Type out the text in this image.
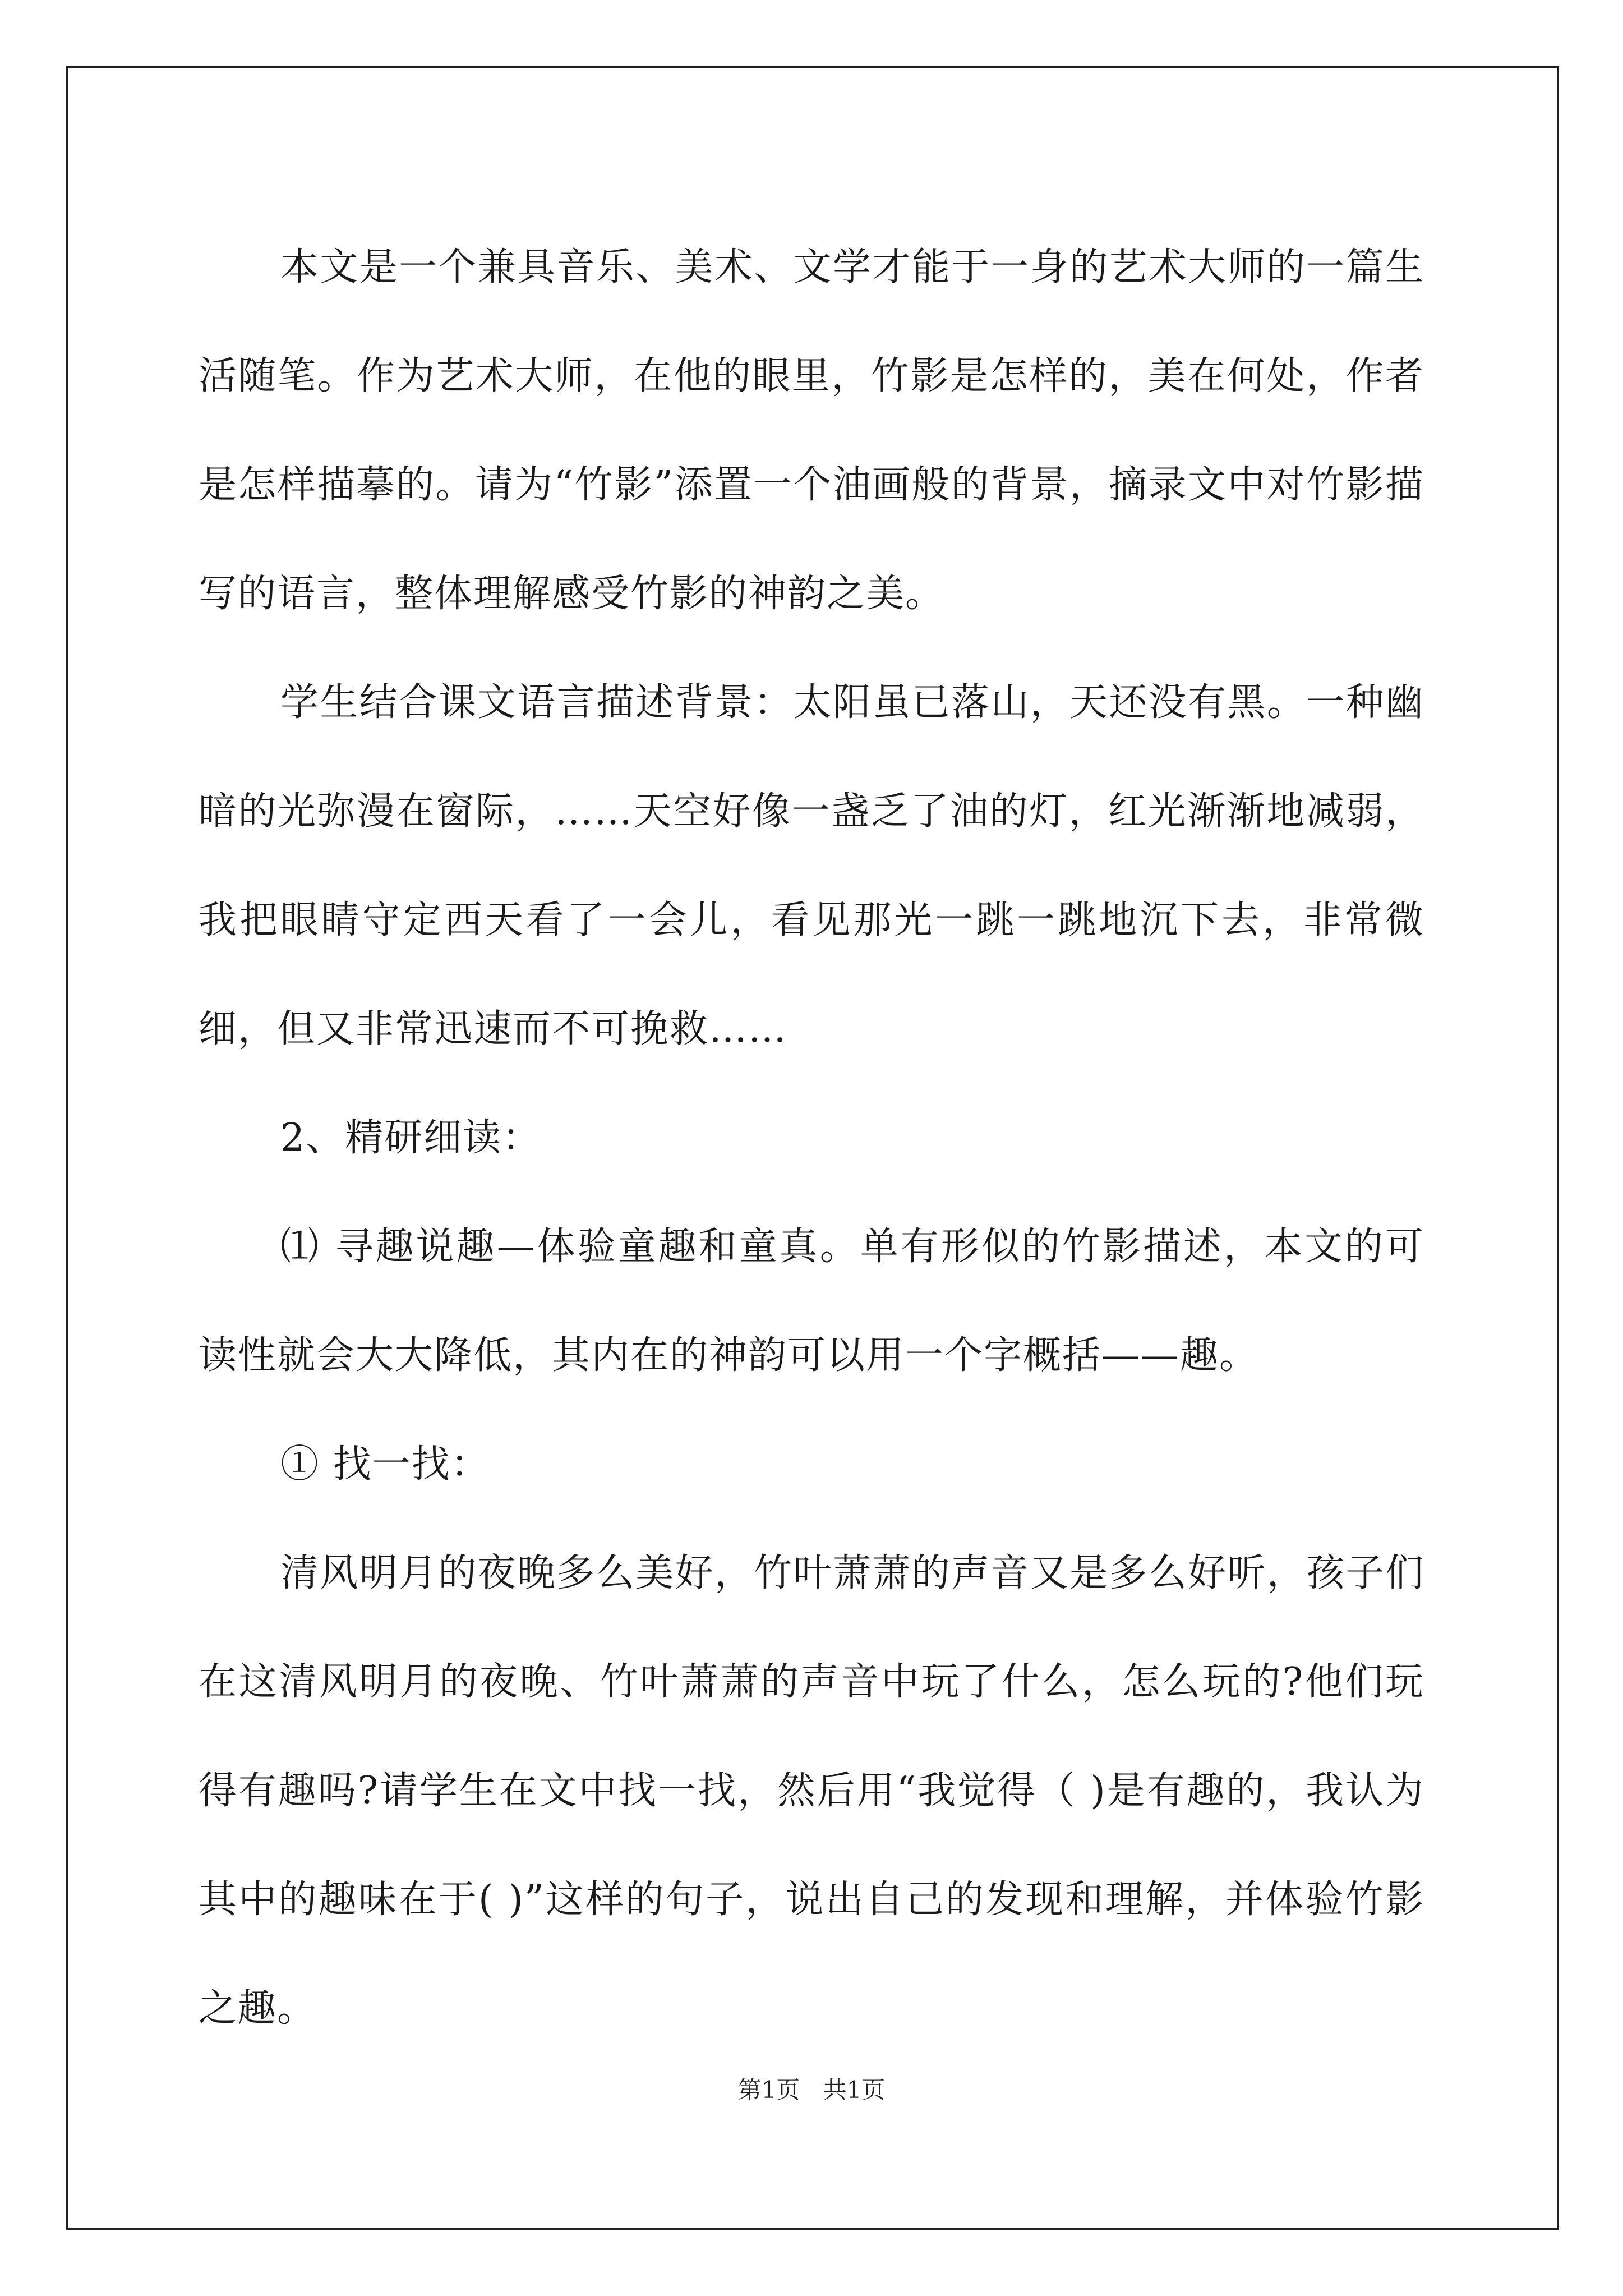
本文是一个兼具音乐、美术、文学才能于一身的艺术大师的一篇生活随笔。作为艺术大师，在他的眼里，竹影是怎样的，美在何处，作者是怎样描摹的。请为“竹影”添置一个油画般的背景，摘录文中对竹影描写的语言，整体理解感受竹影的神韵之美。

学生结合课文语言描述背景：太阳虽已落山，天还没有黑。一种幽暗的光弥漫在窗际，……天空好像一盏乏了油的灯，红光渐渐地减弱，我把眼睛守定西天看了一会儿，看见那光一跳一跳地沉下去，非常微细，但又非常迅速而不可挽救……

2、精研细读：

⑴ 寻趣说趣—体验童趣和童真。单有形似的竹影描述，本文的可读性就会大大降低，其内在的神韵可以用一个字概括——趣。

① 找一找：

清风明月的夜晚多么美好，竹叶萧萧的声音又是多么好听，孩子们在这清风明月的夜晚、竹叶萧萧的声音中玩了什么，怎么玩的?他们玩得有趣吗?请学生在文中找一找，然后用“我觉得（ )是有趣的，我认为其中的趣味在于( )”这样的句子，说出自己的发现和理解，并体验竹影之趣。

第1页 共1页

•••

> **WORK TO BE COMPLETED**: Write out all the entries exactly, except for the pictures.

> **TASK RESULT**:
Type out the text in this image.
本文是一个兼具音乐、美术、文学才能于一身的艺术大师的一篇生活随笔。作为艺术大师，在他的眼里，竹影是怎样的，美在何处，作者是怎样描摹的。请为“竹影”添置一个油画般的背景，摘录文中对竹影描写的语言，整体理解感受竹影的神韵之美。

学生结合课文语言描述背景：太阳虽已落山，天还没有黑。一种幽暗的光弥漫在窗际，……天空好像一盏乏了油的灯，红光渐渐地减弱，我把眼睛守定西天看了一会儿，看见那光一跳一跳地沉下去，非常微细，但又非常迅速而不可挽救……

2、精研细读：

⑴ 寻趣说趣—体验童趣和童真。单有形似的竹影描述，本文的可读性就会大大降低，其内在的神韵可以用一个字概括——趣。

① 找一找：

清风明月的夜晚多么美好，竹叶萧萧的声音又是多么好听，孩子们在这清风明月的夜晚、竹叶萧萧的声音中玩了什么，怎么玩的?他们玩得有趣吗?请学生在文中找一找，然后用“我觉得（ )是有趣的，我认为其中的趣味在于( )”这样的句子，说出自己的发现和理解，并体验竹影之趣。

第1页 共1页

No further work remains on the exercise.